▶ [EXERCISE BRIEF] Count the lines in the entries below that include the word "bottle". Give nothing but the number.

▶ [Records from a collection]
★ ★ ★ ★ ★ ★ ★

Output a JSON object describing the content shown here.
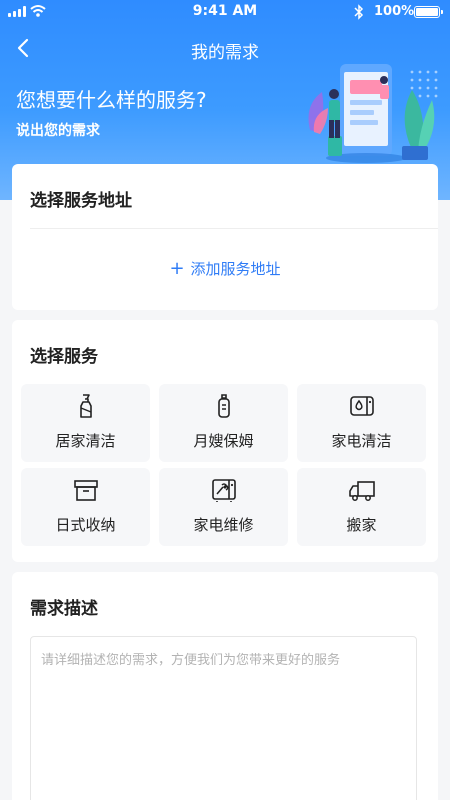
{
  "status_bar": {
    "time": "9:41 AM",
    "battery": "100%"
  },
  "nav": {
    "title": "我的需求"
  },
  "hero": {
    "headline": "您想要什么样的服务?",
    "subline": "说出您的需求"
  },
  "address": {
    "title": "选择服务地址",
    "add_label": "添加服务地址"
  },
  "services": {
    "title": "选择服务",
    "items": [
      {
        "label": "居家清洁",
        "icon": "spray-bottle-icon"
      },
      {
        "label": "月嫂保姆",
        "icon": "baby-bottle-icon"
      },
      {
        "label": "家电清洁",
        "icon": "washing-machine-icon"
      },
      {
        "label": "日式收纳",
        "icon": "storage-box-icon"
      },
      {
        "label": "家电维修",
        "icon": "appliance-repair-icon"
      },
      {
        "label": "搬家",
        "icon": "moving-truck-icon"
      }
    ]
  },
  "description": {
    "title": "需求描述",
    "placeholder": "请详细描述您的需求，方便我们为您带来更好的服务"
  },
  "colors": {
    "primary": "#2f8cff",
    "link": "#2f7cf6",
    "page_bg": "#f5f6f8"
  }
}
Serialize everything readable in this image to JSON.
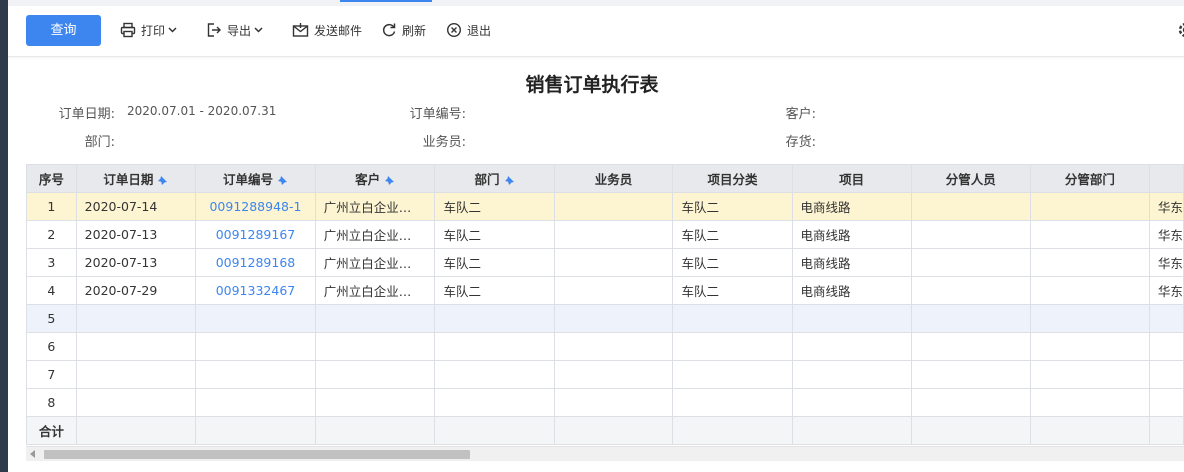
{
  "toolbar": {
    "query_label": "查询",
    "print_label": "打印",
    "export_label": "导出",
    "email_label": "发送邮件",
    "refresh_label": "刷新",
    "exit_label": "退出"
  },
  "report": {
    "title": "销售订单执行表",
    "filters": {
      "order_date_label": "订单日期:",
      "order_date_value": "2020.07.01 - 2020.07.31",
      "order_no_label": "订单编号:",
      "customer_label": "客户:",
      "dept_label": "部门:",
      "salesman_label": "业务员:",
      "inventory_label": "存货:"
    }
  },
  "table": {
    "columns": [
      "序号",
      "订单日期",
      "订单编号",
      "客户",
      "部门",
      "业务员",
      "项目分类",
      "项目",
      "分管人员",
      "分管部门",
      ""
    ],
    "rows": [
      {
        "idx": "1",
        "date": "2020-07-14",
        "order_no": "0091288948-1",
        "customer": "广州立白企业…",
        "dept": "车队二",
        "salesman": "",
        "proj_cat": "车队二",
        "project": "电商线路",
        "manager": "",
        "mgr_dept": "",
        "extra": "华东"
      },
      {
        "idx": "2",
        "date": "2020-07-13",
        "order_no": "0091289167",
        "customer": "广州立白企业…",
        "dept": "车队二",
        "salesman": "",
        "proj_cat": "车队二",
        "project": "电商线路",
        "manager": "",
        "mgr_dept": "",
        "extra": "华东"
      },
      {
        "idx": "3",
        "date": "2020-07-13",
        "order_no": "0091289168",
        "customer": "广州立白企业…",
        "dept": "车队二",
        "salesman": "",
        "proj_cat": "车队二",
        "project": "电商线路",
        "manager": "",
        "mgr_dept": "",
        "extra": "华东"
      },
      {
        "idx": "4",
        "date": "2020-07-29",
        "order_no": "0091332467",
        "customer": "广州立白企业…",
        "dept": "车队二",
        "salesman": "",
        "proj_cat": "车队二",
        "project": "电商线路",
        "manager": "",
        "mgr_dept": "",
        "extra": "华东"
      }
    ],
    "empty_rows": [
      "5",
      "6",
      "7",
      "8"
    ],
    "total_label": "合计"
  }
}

★ ★ ★ ★ ★ ★ ★

▶ [RESULT OF THE EXERCISE] 2